*Challenge*. In the copy, keep every record exact and leave out all images.
● ● ●
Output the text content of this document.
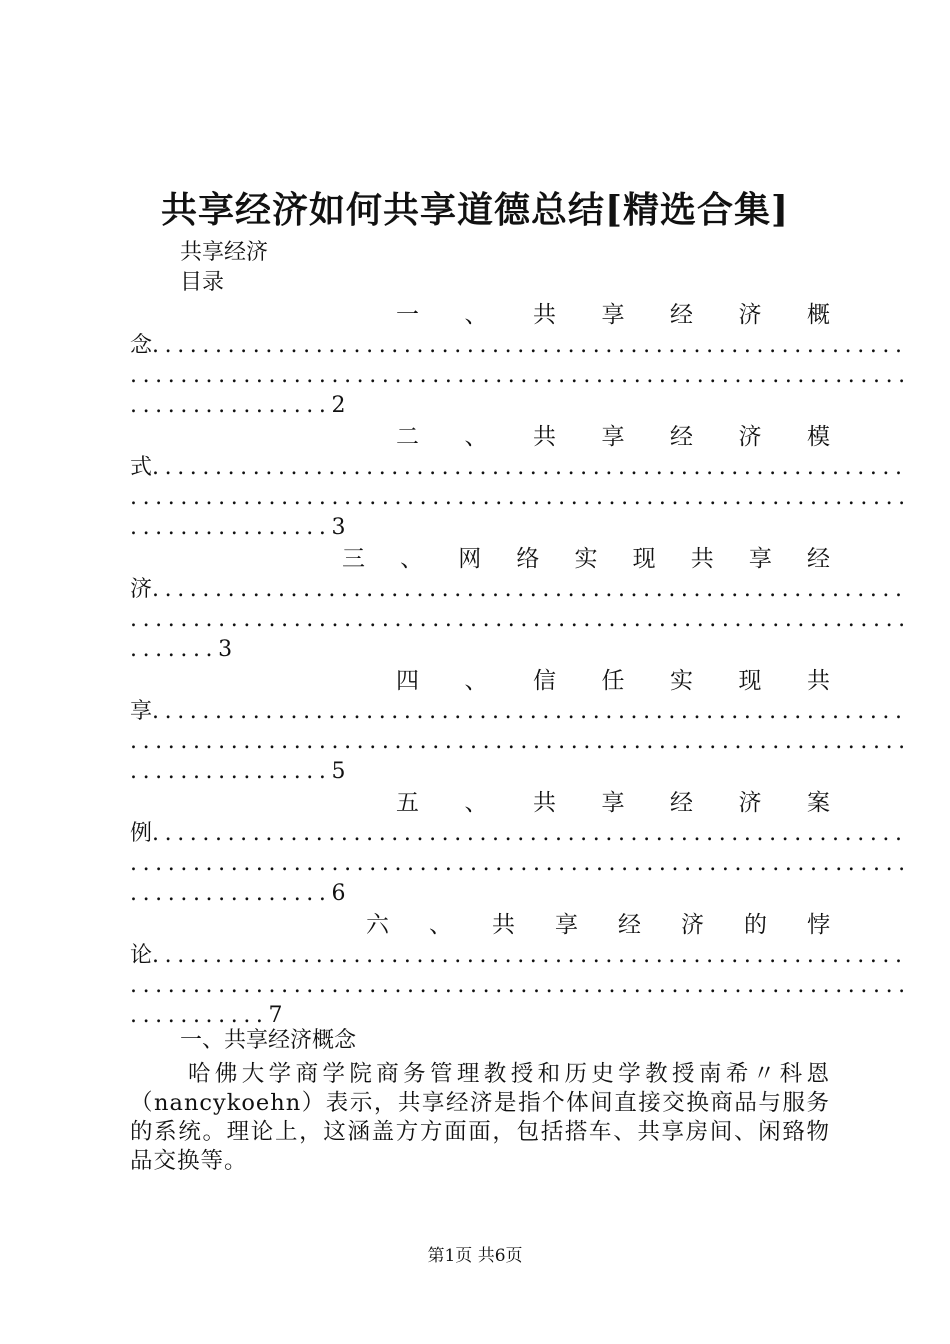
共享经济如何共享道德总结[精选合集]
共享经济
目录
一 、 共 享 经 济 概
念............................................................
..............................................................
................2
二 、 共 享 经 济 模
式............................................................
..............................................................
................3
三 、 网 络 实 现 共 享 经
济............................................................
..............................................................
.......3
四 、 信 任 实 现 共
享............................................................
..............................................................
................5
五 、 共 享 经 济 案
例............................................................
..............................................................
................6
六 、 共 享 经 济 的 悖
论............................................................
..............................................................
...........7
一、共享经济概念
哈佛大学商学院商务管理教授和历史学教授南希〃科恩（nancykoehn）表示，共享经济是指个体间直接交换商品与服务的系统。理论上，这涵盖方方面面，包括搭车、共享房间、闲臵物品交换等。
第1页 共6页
● ● ●
*Exercise solution*.
Output the text content of this document.
共享经济如何共享道德总结[精选合集]
共享经济
目录
一 、 共 享 经 济 概
念............................................................
..............................................................
................2
二 、 共 享 经 济 模
式............................................................
..............................................................
................3
三 、 网 络 实 现 共 享 经
济............................................................
..............................................................
.......3
四 、 信 任 实 现 共
享............................................................
..............................................................
................5
五 、 共 享 经 济 案
例............................................................
..............................................................
................6
六 、 共 享 经 济 的 悖
论............................................................
..............................................................
...........7
一、共享经济概念
哈佛大学商学院商务管理教授和历史学教授南希〃科恩（nancykoehn）表示，共享经济是指个体间直接交换商品与服务的系统。理论上，这涵盖方方面面，包括搭车、共享房间、闲臵物品交换等。
第1页 共6页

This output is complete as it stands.